SET TASK
Which lines hold the word "会使淀粉酶的活性降低"? Copy each one.

EXCERPTED RECORDS
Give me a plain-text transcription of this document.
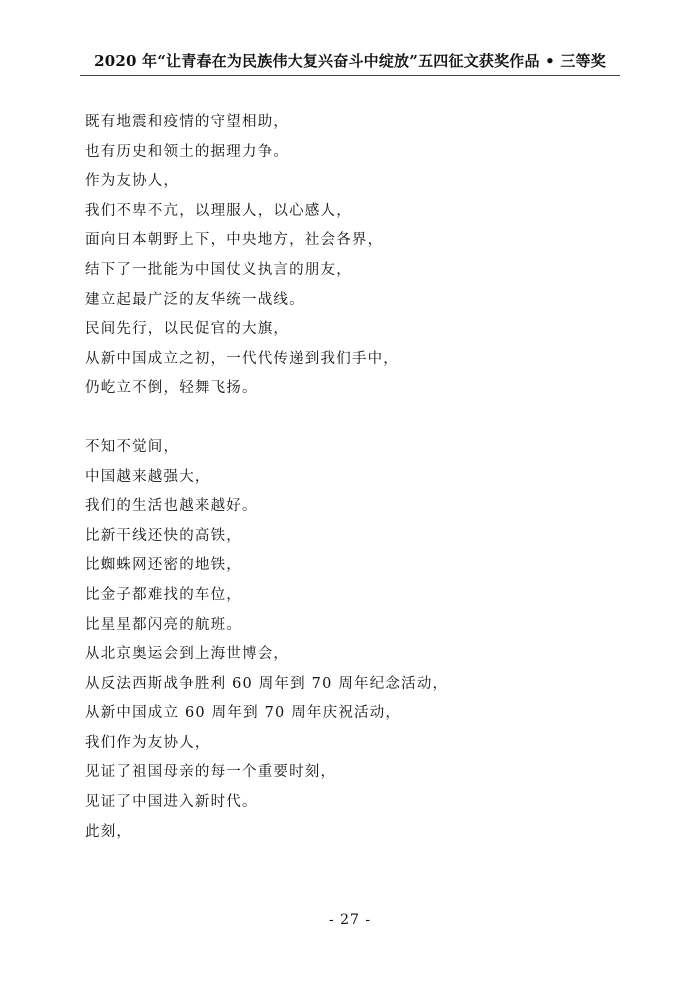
2020 年“让青春在为民族伟大复兴奋斗中绽放”五四征文获奖作品 • 三等奖
既有地震和疫情的守望相助，
也有历史和领土的据理力争。
作为友协人，
我们不卑不亢，以理服人，以心感人，
面向日本朝野上下，中央地方，社会各界，
结下了一批能为中国仗义执言的朋友，
建立起最广泛的友华统一战线。
民间先行，以民促官的大旗，
从新中国成立之初，一代代传递到我们手中，
仍屹立不倒，轻舞飞扬。
不知不觉间，
中国越来越强大，
我们的生活也越来越好。
比新干线还快的高铁，
比蜘蛛网还密的地铁，
比金子都难找的车位，
比星星都闪亮的航班。
从北京奥运会到上海世博会，
从反法西斯战争胜利 60 周年到 70 周年纪念活动，
从新中国成立 60 周年到 70 周年庆祝活动，
我们作为友协人，
见证了祖国母亲的每一个重要时刻，
见证了中国进入新时代。
此刻，
- 27 -
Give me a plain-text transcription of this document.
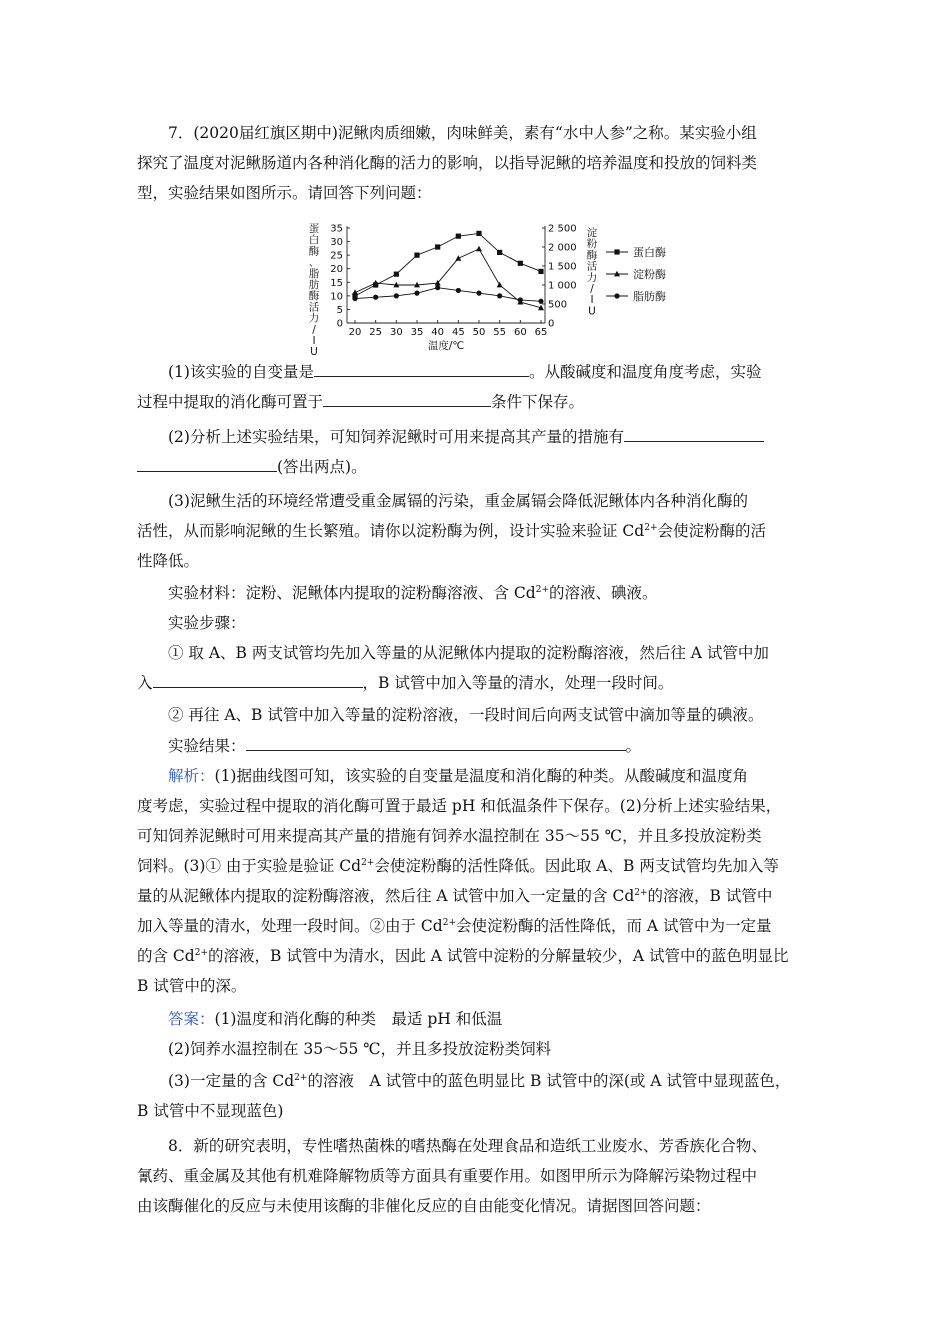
7．(2020届红旗区期中)泥鳅肉质细嫩，肉味鲜美，素有“水中人参”之称。某实验小组
探究了温度对泥鳅肠道内各种消化酶的活力的影响，以指导泥鳅的培养温度和投放的饲料类
型，实验结果如图所示。请回答下列问题：
0
5
10
15
20
25
30
35
0
500
1 000
1 500
2 000
2 500
20 25 30 35 40 45 50 55 60 65
温度/℃
蛋白酶、脂肪酶活力/ I U
淀粉酶活力/ I U
蛋白酶
淀粉酶
脂肪酶
(1)该实验的自变量是	。从酸碱度和温度角度考虑，实验
过程中提取的消化酶可置于	条件下保存。
(2)分析上述实验结果，可知饲养泥鳅时可用来提高其产量的措施有
(答出两点)。
(3)泥鳅生活的环境经常遭受重金属镉的污染，重金属镉会降低泥鳅体内各种消化酶的
活性，从而影响泥鳅的生长繁殖。请你以淀粉酶为例，设计实验来验证 $Cd^{2+}$会使淀粉酶的活
性降低。
实验材料：淀粉、泥鳅体内提取的淀粉酶溶液、含 $Cd^{2+}$的溶液、碘液。
实验步骤：
① 取 A、B 两支试管均先加入等量的从泥鳅体内提取的淀粉酶溶液，然后往 A 试管中加
入	，B 试管中加入等量的清水，处理一段时间。
② 再往 A、B 试管中加入等量的淀粉溶液，一段时间后向两支试管中滴加等量的碘液。
实验结果：	。
解析：(1)据曲线图可知，该实验的自变量是温度和消化酶的种类。从酸碱度和温度角
度考虑，实验过程中提取的消化酶可置于最适 pH 和低温条件下保存。(2)分析上述实验结果，
可知饲养泥鳅时可用来提高其产量的措施有饲养水温控制在 35～55 ℃，并且多投放淀粉类
饲料。(3)① 由于实验是验证 $Cd^{2+}$会使淀粉酶的活性降低。因此取 A、B 两支试管均先加入等
量的从泥鳅体内提取的淀粉酶溶液，然后往 A 试管中加入一定量的含 $Cd^{2+}$的溶液，B 试管中
加入等量的清水，处理一段时间。②由于 $Cd^{2+}$会使淀粉酶的活性降低，而 A 试管中为一定量
的含 $Cd^{2+}$的溶液，B 试管中为清水，因此 A 试管中淀粉的分解量较少，A 试管中的蓝色明显比
B 试管中的深。
答案：(1)温度和消化酶的种类　最适 pH 和低温
(2)饲养水温控制在 35～55 ℃，并且多投放淀粉类饲料
(3)一定量的含 $Cd^{2+}$的溶液　A 试管中的蓝色明显比 B 试管中的深(或 A 试管中显现蓝色，
B 试管中不显现蓝色)
8．新的研究表明，专性嗜热菌株的嗜热酶在处理食品和造纸工业废水、芳香族化合物、
氰药、重金属及其他有机难降解物质等方面具有重要作用。如图甲所示为降解污染物过程中
由该酶催化的反应与未使用该酶的非催化反应的自由能变化情况。请据图回答问题：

FULL SOLUTION
饲料。(3)① 由于实验是验证 $Cd^{2+}$会使淀粉酶的活性降低。因此取 A、B 两支试管均先加入等
加入等量的清水，处理一段时间。②由于 $Cd^{2+}$会使淀粉酶的活性降低，而 A 试管中为一定量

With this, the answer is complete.